** BEGIN **
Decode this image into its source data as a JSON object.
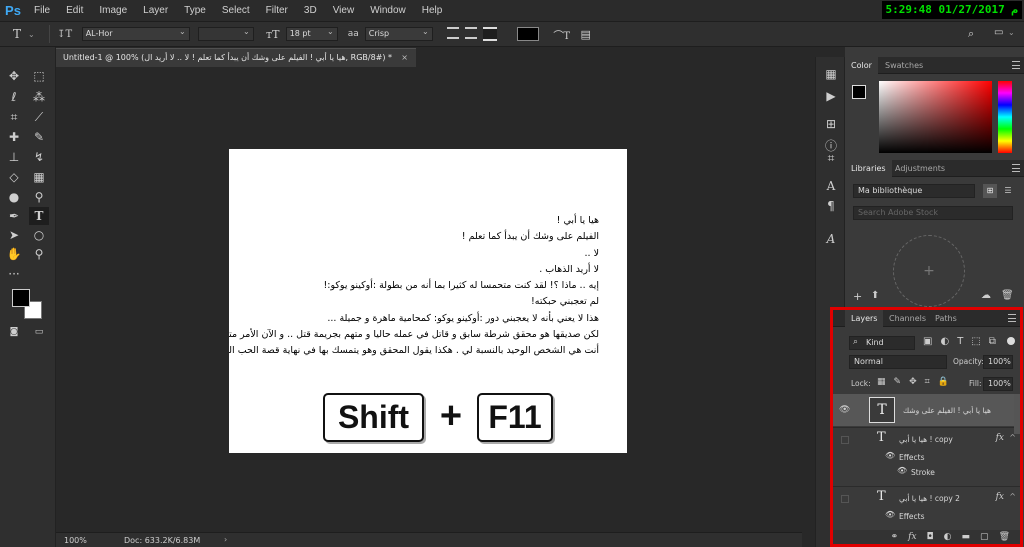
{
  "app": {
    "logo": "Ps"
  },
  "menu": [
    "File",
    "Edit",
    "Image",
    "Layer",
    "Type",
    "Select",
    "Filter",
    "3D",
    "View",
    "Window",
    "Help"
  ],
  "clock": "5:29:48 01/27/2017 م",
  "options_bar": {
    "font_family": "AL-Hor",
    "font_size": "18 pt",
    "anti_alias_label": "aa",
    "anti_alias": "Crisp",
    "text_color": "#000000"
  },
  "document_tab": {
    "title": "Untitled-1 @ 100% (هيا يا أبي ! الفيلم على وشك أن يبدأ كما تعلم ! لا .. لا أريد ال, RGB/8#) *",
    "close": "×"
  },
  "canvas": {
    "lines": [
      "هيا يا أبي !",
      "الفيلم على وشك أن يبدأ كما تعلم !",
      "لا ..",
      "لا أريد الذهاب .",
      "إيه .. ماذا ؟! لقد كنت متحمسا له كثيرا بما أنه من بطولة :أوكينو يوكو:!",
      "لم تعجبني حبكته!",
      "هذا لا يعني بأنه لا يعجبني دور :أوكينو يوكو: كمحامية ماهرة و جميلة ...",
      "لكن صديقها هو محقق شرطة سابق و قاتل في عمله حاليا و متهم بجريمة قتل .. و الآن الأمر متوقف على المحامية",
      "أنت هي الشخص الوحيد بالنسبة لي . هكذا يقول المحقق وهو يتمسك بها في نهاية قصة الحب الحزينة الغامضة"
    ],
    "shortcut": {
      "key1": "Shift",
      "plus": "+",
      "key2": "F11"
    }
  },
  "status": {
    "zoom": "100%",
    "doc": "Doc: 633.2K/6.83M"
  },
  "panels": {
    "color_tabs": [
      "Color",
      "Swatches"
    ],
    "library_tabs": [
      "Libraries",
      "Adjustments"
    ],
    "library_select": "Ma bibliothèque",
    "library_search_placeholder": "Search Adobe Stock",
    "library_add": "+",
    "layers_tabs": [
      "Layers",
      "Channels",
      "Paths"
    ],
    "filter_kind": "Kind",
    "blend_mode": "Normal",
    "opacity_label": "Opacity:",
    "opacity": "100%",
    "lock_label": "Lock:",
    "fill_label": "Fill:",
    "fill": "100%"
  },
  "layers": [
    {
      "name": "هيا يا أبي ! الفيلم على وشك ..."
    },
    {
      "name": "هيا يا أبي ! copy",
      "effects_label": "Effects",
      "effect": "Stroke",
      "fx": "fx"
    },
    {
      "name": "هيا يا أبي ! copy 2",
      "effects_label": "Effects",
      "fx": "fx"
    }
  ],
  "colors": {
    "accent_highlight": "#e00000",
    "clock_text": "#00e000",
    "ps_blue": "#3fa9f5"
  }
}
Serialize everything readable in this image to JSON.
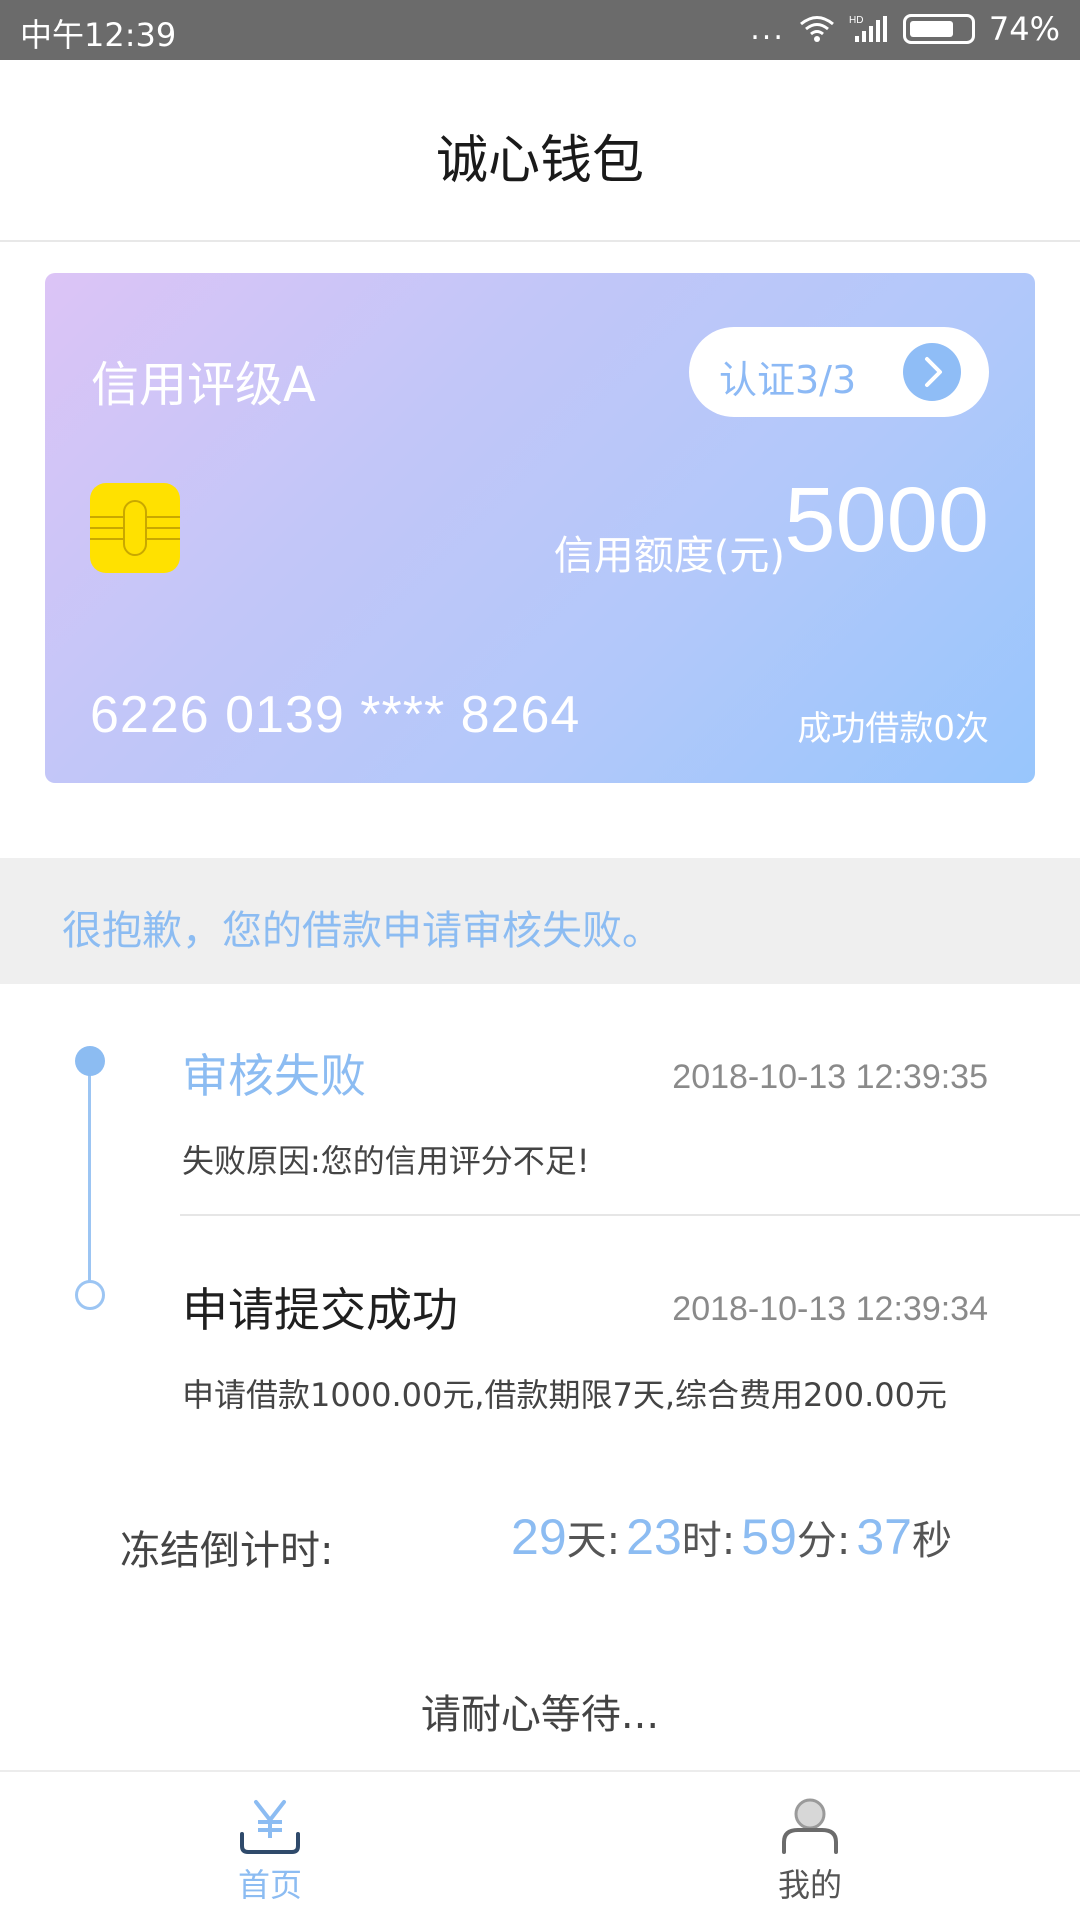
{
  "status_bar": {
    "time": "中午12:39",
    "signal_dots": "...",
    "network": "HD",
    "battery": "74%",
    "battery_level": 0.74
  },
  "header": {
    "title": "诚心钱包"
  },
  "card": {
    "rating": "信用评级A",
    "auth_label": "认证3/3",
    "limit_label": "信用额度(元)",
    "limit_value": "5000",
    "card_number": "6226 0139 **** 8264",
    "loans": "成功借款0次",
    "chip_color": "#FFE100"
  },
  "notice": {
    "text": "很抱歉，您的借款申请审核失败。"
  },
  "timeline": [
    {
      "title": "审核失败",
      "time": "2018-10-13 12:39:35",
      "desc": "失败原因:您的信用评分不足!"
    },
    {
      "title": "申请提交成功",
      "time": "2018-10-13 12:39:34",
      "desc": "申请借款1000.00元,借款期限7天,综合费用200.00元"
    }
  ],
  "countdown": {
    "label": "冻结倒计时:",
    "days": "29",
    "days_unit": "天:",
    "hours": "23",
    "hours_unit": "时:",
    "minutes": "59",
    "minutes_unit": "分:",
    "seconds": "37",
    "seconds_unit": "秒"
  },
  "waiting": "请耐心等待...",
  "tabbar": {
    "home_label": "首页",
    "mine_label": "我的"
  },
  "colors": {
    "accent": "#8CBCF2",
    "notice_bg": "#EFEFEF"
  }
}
** END **
** BEGIN **
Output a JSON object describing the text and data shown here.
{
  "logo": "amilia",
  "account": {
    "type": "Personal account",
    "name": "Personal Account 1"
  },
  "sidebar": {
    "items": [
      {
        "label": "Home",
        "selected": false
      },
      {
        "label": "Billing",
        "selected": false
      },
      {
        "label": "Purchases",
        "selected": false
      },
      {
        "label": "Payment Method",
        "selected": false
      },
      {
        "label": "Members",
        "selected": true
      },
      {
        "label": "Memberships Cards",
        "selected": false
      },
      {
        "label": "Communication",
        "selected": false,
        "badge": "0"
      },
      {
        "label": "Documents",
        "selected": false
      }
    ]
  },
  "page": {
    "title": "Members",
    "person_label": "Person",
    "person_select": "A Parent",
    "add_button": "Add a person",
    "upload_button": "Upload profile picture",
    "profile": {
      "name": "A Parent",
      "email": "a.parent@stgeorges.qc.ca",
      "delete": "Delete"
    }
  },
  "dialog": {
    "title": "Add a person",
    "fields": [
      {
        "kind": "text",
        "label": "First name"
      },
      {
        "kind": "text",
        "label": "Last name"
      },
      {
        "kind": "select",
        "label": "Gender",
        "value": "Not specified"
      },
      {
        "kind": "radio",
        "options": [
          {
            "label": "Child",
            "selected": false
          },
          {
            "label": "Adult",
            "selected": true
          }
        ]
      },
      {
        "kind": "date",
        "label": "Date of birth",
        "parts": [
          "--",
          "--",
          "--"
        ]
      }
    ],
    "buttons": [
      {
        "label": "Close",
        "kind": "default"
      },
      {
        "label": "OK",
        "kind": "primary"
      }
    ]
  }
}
** END **
For the listing above, identify each line bearing "profile".

__Task response__.
    "upload_button": "Upload profile picture",
    "profile": {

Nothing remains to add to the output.